Copy out each line of the material below with no changes.

Dataset rows about figures:

______________________________

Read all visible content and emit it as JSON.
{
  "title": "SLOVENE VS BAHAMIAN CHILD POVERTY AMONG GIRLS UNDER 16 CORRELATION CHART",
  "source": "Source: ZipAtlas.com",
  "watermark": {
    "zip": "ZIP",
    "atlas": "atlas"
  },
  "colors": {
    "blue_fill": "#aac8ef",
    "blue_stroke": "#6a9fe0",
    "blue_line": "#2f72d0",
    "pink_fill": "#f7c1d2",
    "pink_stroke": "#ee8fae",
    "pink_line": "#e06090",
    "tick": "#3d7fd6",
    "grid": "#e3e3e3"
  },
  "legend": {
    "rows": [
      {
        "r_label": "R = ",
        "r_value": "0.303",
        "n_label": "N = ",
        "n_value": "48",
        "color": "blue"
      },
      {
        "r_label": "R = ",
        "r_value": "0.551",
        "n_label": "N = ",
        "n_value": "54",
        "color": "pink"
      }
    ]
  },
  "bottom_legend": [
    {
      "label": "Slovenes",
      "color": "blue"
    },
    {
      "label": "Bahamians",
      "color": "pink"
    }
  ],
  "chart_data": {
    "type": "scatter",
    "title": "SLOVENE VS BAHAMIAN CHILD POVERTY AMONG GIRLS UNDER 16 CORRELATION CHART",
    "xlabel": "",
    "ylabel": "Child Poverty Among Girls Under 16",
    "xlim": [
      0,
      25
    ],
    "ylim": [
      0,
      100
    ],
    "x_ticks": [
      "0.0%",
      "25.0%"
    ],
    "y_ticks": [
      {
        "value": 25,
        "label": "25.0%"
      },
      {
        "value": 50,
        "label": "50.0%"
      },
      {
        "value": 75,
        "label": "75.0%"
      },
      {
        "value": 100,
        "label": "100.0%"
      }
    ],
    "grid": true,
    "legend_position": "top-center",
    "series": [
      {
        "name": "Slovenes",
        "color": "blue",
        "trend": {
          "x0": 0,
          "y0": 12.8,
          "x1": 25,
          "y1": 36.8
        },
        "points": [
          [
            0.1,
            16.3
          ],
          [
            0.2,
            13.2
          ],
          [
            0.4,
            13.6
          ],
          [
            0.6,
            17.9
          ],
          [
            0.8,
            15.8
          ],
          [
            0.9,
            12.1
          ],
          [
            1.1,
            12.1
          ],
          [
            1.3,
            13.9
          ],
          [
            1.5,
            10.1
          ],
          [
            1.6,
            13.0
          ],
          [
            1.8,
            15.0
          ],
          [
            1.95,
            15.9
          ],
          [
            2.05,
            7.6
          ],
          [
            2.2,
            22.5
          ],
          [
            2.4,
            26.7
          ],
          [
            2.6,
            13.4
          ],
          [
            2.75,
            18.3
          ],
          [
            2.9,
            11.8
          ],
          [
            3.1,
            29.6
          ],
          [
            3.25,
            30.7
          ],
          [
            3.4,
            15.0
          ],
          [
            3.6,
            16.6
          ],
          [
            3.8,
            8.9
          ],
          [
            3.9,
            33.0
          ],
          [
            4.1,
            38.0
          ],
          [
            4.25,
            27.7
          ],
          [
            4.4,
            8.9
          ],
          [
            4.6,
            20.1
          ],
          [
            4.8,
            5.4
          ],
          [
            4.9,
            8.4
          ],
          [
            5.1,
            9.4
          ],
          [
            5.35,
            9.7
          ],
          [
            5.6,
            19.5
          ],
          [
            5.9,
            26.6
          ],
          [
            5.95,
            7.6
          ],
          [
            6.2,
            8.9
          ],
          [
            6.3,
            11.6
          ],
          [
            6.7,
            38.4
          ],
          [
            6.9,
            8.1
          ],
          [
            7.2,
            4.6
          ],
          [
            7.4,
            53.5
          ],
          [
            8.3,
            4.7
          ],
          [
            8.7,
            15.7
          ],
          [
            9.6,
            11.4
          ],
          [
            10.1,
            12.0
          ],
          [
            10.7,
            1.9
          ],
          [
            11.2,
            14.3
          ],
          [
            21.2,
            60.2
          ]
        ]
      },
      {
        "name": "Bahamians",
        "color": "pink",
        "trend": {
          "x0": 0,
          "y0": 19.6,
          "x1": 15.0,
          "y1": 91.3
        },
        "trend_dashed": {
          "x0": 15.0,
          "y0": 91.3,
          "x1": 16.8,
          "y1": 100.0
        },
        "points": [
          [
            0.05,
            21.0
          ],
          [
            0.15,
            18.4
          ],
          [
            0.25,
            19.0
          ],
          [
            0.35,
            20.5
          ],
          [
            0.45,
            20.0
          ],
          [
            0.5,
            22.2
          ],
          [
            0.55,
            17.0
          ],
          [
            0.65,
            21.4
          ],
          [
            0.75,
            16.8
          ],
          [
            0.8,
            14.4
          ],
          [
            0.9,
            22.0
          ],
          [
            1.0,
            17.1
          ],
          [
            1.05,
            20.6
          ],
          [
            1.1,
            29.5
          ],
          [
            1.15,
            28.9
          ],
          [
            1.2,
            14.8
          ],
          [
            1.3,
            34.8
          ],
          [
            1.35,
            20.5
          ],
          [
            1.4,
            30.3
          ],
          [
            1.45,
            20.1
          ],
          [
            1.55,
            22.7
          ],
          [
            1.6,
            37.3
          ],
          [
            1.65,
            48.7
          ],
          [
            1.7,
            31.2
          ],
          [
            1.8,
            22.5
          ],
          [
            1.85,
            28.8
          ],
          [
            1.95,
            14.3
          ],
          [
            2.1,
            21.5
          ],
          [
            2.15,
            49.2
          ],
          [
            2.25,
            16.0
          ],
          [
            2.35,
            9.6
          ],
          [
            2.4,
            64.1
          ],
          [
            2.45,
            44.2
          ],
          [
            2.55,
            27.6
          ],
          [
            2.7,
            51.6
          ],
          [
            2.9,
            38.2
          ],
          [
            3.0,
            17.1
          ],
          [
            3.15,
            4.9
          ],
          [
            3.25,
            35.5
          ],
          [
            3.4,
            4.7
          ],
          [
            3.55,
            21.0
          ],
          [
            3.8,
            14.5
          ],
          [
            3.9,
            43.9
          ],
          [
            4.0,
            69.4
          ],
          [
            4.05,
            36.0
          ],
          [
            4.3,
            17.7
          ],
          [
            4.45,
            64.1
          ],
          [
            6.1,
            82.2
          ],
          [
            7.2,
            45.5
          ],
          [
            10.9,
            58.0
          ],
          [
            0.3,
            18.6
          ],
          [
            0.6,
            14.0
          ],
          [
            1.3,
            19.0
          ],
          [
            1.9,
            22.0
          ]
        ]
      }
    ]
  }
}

______________________________

### Reply to the exercise:
Read all visible content and emit it as JSON.
{
  "title": "SLOVENE VS BAHAMIAN CHILD POVERTY AMONG GIRLS UNDER 16 CORRELATION CHART",
  "source": "Source: ZipAtlas.com",
  "watermark": {
    "zip": "ZIP",
    "atlas": "atlas"
  },
  "colors": {
    "blue_fill": "#aac8ef",
    "blue_stroke": "#6a9fe0",
    "blue_line": "#2f72d0",
    "pink_fill": "#f7c1d2",
    "pink_stroke": "#ee8fae",
    "pink_line": "#e06090",
    "tick": "#3d7fd6",
    "grid": "#e3e3e3"
  },
  "legend": {
    "rows": [
      {
        "r_label": "R = ",
        "r_value": "0.303",
        "n_label": "N = ",
        "n_value": "48",
        "color": "blue"
      },
      {
        "r_label": "R = ",
        "r_value": "0.551",
        "n_label": "N = ",
        "n_value": "54",
        "color": "pink"
      }
    ]
  },
  "bottom_legend": [
    {
      "label": "Slovenes",
      "color": "blue"
    },
    {
      "label": "Bahamians",
      "color": "pink"
    }
  ],
  "chart_data": {
    "type": "scatter",
    "title": "SLOVENE VS BAHAMIAN CHILD POVERTY AMONG GIRLS UNDER 16 CORRELATION CHART",
    "xlabel": "",
    "ylabel": "Child Poverty Among Girls Under 16",
    "xlim": [
      0,
      25
    ],
    "ylim": [
      0,
      100
    ],
    "x_ticks": [
      "0.0%",
      "25.0%"
    ],
    "y_ticks": [
      {
        "value": 25,
        "label": "25.0%"
      },
      {
        "value": 50,
        "label": "50.0%"
      },
      {
        "value": 75,
        "label": "75.0%"
      },
      {
        "value": 100,
        "label": "100.0%"
      }
    ],
    "grid": true,
    "legend_position": "top-center",
    "series": [
      {
        "name": "Slovenes",
        "color": "blue",
        "trend": {
          "x0": 0,
          "y0": 12.8,
          "x1": 25,
          "y1": 36.8
        },
        "points": [
          [
            0.1,
            16.3
          ],
          [
            0.2,
            13.2
          ],
          [
            0.4,
            13.6
          ],
          [
            0.6,
            17.9
          ],
          [
            0.8,
            15.8
          ],
          [
            0.9,
            12.1
          ],
          [
            1.1,
            12.1
          ],
          [
            1.3,
            13.9
          ],
          [
            1.5,
            10.1
          ],
          [
            1.6,
            13.0
          ],
          [
            1.8,
            15.0
          ],
          [
            1.95,
            15.9
          ],
          [
            2.05,
            7.6
          ],
          [
            2.2,
            22.5
          ],
          [
            2.4,
            26.7
          ],
          [
            2.6,
            13.4
          ],
          [
            2.75,
            18.3
          ],
          [
            2.9,
            11.8
          ],
          [
            3.1,
            29.6
          ],
          [
            3.25,
            30.7
          ],
          [
            3.4,
            15.0
          ],
          [
            3.6,
            16.6
          ],
          [
            3.8,
            8.9
          ],
          [
            3.9,
            33.0
          ],
          [
            4.1,
            38.0
          ],
          [
            4.25,
            27.7
          ],
          [
            4.4,
            8.9
          ],
          [
            4.6,
            20.1
          ],
          [
            4.8,
            5.4
          ],
          [
            4.9,
            8.4
          ],
          [
            5.1,
            9.4
          ],
          [
            5.35,
            9.7
          ],
          [
            5.6,
            19.5
          ],
          [
            5.9,
            26.6
          ],
          [
            5.95,
            7.6
          ],
          [
            6.2,
            8.9
          ],
          [
            6.3,
            11.6
          ],
          [
            6.7,
            38.4
          ],
          [
            6.9,
            8.1
          ],
          [
            7.2,
            4.6
          ],
          [
            7.4,
            53.5
          ],
          [
            8.3,
            4.7
          ],
          [
            8.7,
            15.7
          ],
          [
            9.6,
            11.4
          ],
          [
            10.1,
            12.0
          ],
          [
            10.7,
            1.9
          ],
          [
            11.2,
            14.3
          ],
          [
            21.2,
            60.2
          ]
        ]
      },
      {
        "name": "Bahamians",
        "color": "pink",
        "trend": {
          "x0": 0,
          "y0": 19.6,
          "x1": 15.0,
          "y1": 91.3
        },
        "trend_dashed": {
          "x0": 15.0,
          "y0": 91.3,
          "x1": 16.8,
          "y1": 100.0
        },
        "points": [
          [
            0.05,
            21.0
          ],
          [
            0.15,
            18.4
          ],
          [
            0.25,
            19.0
          ],
          [
            0.35,
            20.5
          ],
          [
            0.45,
            20.0
          ],
          [
            0.5,
            22.2
          ],
          [
            0.55,
            17.0
          ],
          [
            0.65,
            21.4
          ],
          [
            0.75,
            16.8
          ],
          [
            0.8,
            14.4
          ],
          [
            0.9,
            22.0
          ],
          [
            1.0,
            17.1
          ],
          [
            1.05,
            20.6
          ],
          [
            1.1,
            29.5
          ],
          [
            1.15,
            28.9
          ],
          [
            1.2,
            14.8
          ],
          [
            1.3,
            34.8
          ],
          [
            1.35,
            20.5
          ],
          [
            1.4,
            30.3
          ],
          [
            1.45,
            20.1
          ],
          [
            1.55,
            22.7
          ],
          [
            1.6,
            37.3
          ],
          [
            1.65,
            48.7
          ],
          [
            1.7,
            31.2
          ],
          [
            1.8,
            22.5
          ],
          [
            1.85,
            28.8
          ],
          [
            1.95,
            14.3
          ],
          [
            2.1,
            21.5
          ],
          [
            2.15,
            49.2
          ],
          [
            2.25,
            16.0
          ],
          [
            2.35,
            9.6
          ],
          [
            2.4,
            64.1
          ],
          [
            2.45,
            44.2
          ],
          [
            2.55,
            27.6
          ],
          [
            2.7,
            51.6
          ],
          [
            2.9,
            38.2
          ],
          [
            3.0,
            17.1
          ],
          [
            3.15,
            4.9
          ],
          [
            3.25,
            35.5
          ],
          [
            3.4,
            4.7
          ],
          [
            3.55,
            21.0
          ],
          [
            3.8,
            14.5
          ],
          [
            3.9,
            43.9
          ],
          [
            4.0,
            69.4
          ],
          [
            4.05,
            36.0
          ],
          [
            4.3,
            17.7
          ],
          [
            4.45,
            64.1
          ],
          [
            6.1,
            82.2
          ],
          [
            7.2,
            45.5
          ],
          [
            10.9,
            58.0
          ],
          [
            0.3,
            18.6
          ],
          [
            0.6,
            14.0
          ],
          [
            1.3,
            19.0
          ],
          [
            1.9,
            22.0
          ]
        ]
      }
    ]
  }
}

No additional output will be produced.